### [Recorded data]
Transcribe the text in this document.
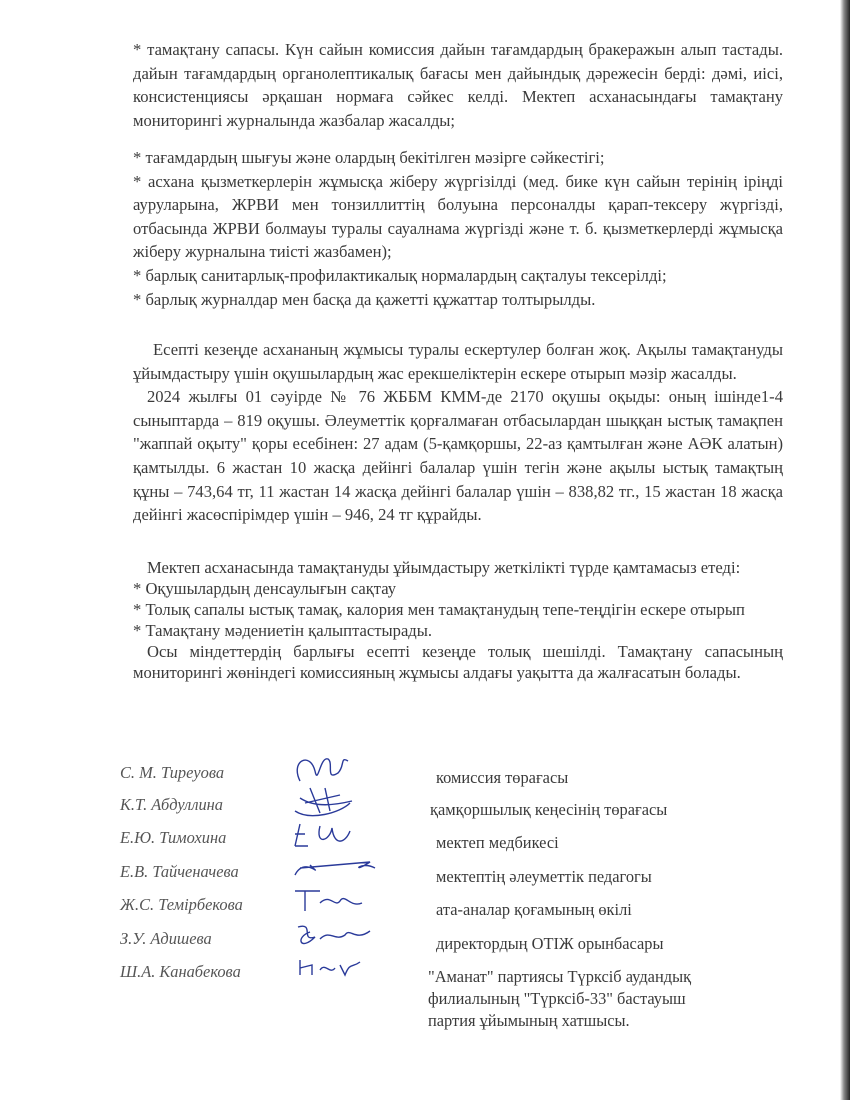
* тамақтану сапасы. Күн сайын комиссия дайын тағамдардың бракеражын алып тастады. дайын тағамдардың органолептикалық бағасы мен дайындық дәрежесін берді: дәмі, иісі, консистенциясы әрқашан нормаға сәйкес келді. Мектеп асханасындағы тамақтану мониторингі журналында жазбалар жасалды;

* тағамдардың шығуы және олардың бекітілген мәзірге сәйкестігі;

* асхана қызметкерлерін жұмысқа жіберу жүргізілді (мед. бике күн сайын терінің іріңді ауруларына, ЖРВИ мен тонзиллиттің болуына персоналды қарап-тексеру жүргізді, отбасында ЖРВИ болмауы туралы сауалнама жүргізді және т. б. қызметкерлерді жұмысқа жіберу журналына тиісті жазбамен);

* барлық санитарлық-профилактикалық нормалардың сақталуы тексерілді;

* барлық журналдар мен басқа да қажетті құжаттар толтырылды.

Есепті кезеңде асхананың жұмысы туралы ескертулер болған жоқ. Ақылы тамақтануды ұйымдастыру үшін оқушылардың жас ерекшеліктерін ескере отырып мәзір жасалды.

2024 жылғы 01 сәуірде № 76 ЖББМ КММ-де 2170 оқушы оқыды: оның ішінде1-4 сыныптарда – 819 оқушы. Әлеуметтік қорғалмаған отбасылардан шыққан ыстық тамақпен "жаппай оқыту" қоры есебінен: 27 адам (5-қамқоршы, 22-аз қамтылған және АӘК алатын) қамтылды. 6 жастан 10 жасқа дейінгі балалар үшін тегін және ақылы ыстық тамақтың құны – 743,64 тг, 11 жастан 14 жасқа дейінгі балалар үшін – 838,82 тг., 15 жастан 18 жасқа дейінгі жасөспірімдер үшін – 946, 24 тг құрайды.

Мектеп асханасында тамақтануды ұйымдастыру жеткілікті түрде қамтамасыз етеді:

* Оқушылардың денсаулығын сақтау

* Толық сапалы ыстық тамақ, калория мен тамақтанудың тепе-теңдігін ескере отырып

* Тамақтану мәдениетін қалыптастырады.

Осы міндеттердің барлығы есепті кезеңде толық шешілді. Тамақтану сапасының мониторингі жөніндегі комиссияның жұмысы алдағы уақытта да жалғасатын болады.

С. М. Тиреуова	комиссия төрағасы
К.Т. Абдуллина	қамқоршылық кеңесінің төрағасы
Е.Ю. Тимохина	мектеп медбикесі
Е.В. Тайченачева	мектептің әлеуметтік педагогы
Ж.С. Темірбекова	ата-аналар қоғамының өкілі
З.У. Адишева	директордың ОТІЖ орынбасары
Ш.А. Канабекова	"Аманат" партиясы Түрксіб аудандық филиалының "Түрксіб-33" бастауыш партия ұйымының хатшысы.
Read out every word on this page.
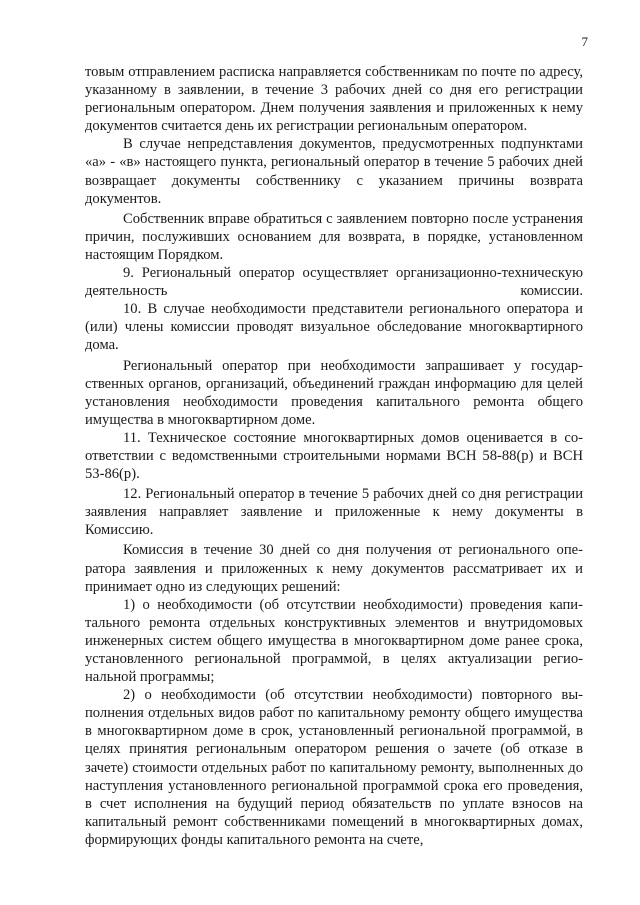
7

товым отправлением расписка направляется собственникам по почте по адресу, указанному в заявлении, в течение 3 рабочих дней со дня его регистрации региональным оператором. Днем получения заявления и приложенных к нему документов считается день их регистрации региональным оператором.

В случае непредставления документов, предусмотренных подпунктами «а» - «в» настоящего пункта, региональный оператор в течение 5 рабочих дней возвращает документы собственнику с указанием причины возврата документов.

Собственник вправе обратиться с заявлением повторно после устранения причин, послуживших основанием для возврата, в порядке, установленном настоящим Порядком.

9. Региональный оператор осуществляет организационно-техническую деятельность комиссии.

10. В случае необходимости представители регионального оператора и (или) члены комиссии проводят визуальное обследование многоквартирного дома.

Региональный оператор при необходимости запрашивает у государственных органов, организаций, объединений граждан информацию для целей установления необходимости проведения капитального ремонта общего имущества в многоквартирном доме.

11. Техническое состояние многоквартирных домов оценивается в соответствии с ведомственными строительными нормами ВСН 58-88(р) и ВСН 53-86(р).

12. Региональный оператор в течение 5 рабочих дней со дня регистрации заявления направляет заявление и приложенные к нему документы в Комиссию.

Комиссия в течение 30 дней со дня получения от регионального оператора заявления и приложенных к нему документов рассматривает их и принимает одно из следующих решений:

1) о необходимости (об отсутствии необходимости) проведения капитального ремонта отдельных конструктивных элементов и внутридомовых инженерных систем общего имущества в многоквартирном доме ранее срока, установленного региональной программой, в целях актуализации региональной программы;

2) о необходимости (об отсутствии необходимости) повторного выполнения отдельных видов работ по капитальному ремонту общего имущества в многоквартирном доме в срок, установленный региональной программой, в целях принятия региональным оператором решения о зачете (об отказе в зачете) стоимости отдельных работ по капитальному ремонту, выполненных до наступления установленного региональной программой срока его проведения, в счет исполнения на будущий период обязательств по уплате взносов на капитальный ремонт собственниками помещений в многоквартирных домах, формирующих фонды капитального ремонта на счете,
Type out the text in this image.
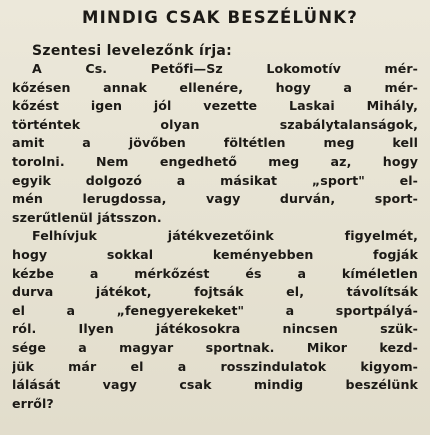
MINDIG CSAK BESZÉLÜNK?

Szentesi levelezőnk írja:

A Cs. Petőfi—Sz Lokomotív mér-
kőzésen annak ellenére, hogy a mér-
kőzést igen jól vezette Laskai Mihály,
történtek olyan szabálytalanságok,
amit a jövőben föltétlen meg kell
torolni. Nem engedhető meg az, hogy
egyik dolgozó a másikat „sport" el-
mén lerugdossa, vagy durván, sport-
szerűtlenül játsszon.
Felhívjuk játékvezetőink figyelmét,
hogy sokkal keményebben fogják
kézbe a mérkőzést és a kíméletlen
durva játékot, fojtsák el, távolítsák
el a „fenegyerekeket" a sportpályá-
ról. Ilyen játékosokra nincsen szük-
sége a magyar sportnak. Mikor kezd-
jük már el a rosszindulatok kigyom-
lálását vagy csak mindig beszélünk
erről?
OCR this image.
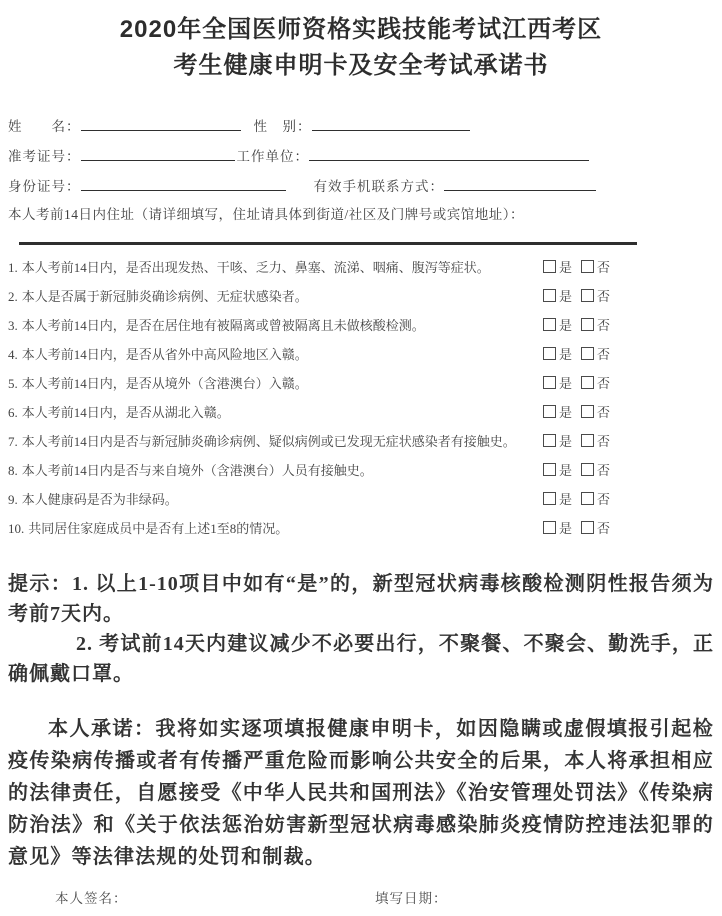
2020年全国医师资格实践技能考试江西考区
考生健康申明卡及安全考试承诺书
姓　　名：	性　别：
准考证号：	工作单位：
身份证号：	有效手机联系方式：
本人考前14日内住址（请详细填写，住址请具体到街道/社区及门牌号或宾馆地址）：
1. 本人考前14日内，是否出现发热、干咳、乏力、鼻塞、流涕、咽痛、腹泻等症状。	是 否
2. 本人是否属于新冠肺炎确诊病例、无症状感染者。	是 否
3. 本人考前14日内，是否在居住地有被隔离或曾被隔离且未做核酸检测。	是 否
4. 本人考前14日内，是否从省外中高风险地区入赣。	是 否
5. 本人考前14日内，是否从境外（含港澳台）入赣。	是 否
6. 本人考前14日内，是否从湖北入赣。	是 否
7. 本人考前14日内是否与新冠肺炎确诊病例、疑似病例或已发现无症状感染者有接触史。	是 否
8. 本人考前14日内是否与来自境外（含港澳台）人员有接触史。	是 否
9. 本人健康码是否为非绿码。	是 否
10. 共同居住家庭成员中是否有上述1至8的情况。	是 否

提示：1. 以上1-10项目中如有“是”的，新型冠状病毒核酸检测阴性报告须为考前7天内。

2. 考试前14天内建议减少不必要出行，不聚餐、不聚会、勤洗手，正确佩戴口罩。

本人承诺：我将如实逐项填报健康申明卡，如因隐瞒或虚假填报引起检疫传染病传播或者有传播严重危险而影响公共安全的后果，本人将承担相应的法律责任，自愿接受《中华人民共和国刑法》《治安管理处罚法》《传染病防治法》和《关于依法惩治妨害新型冠状病毒感染肺炎疫情防控违法犯罪的意见》等法律法规的处罚和制裁。

本人签名：	填写日期：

### [Task directions]
Count the lines above in which the word "мониторингі" appears, then state only that count.

### [Exercise result]
2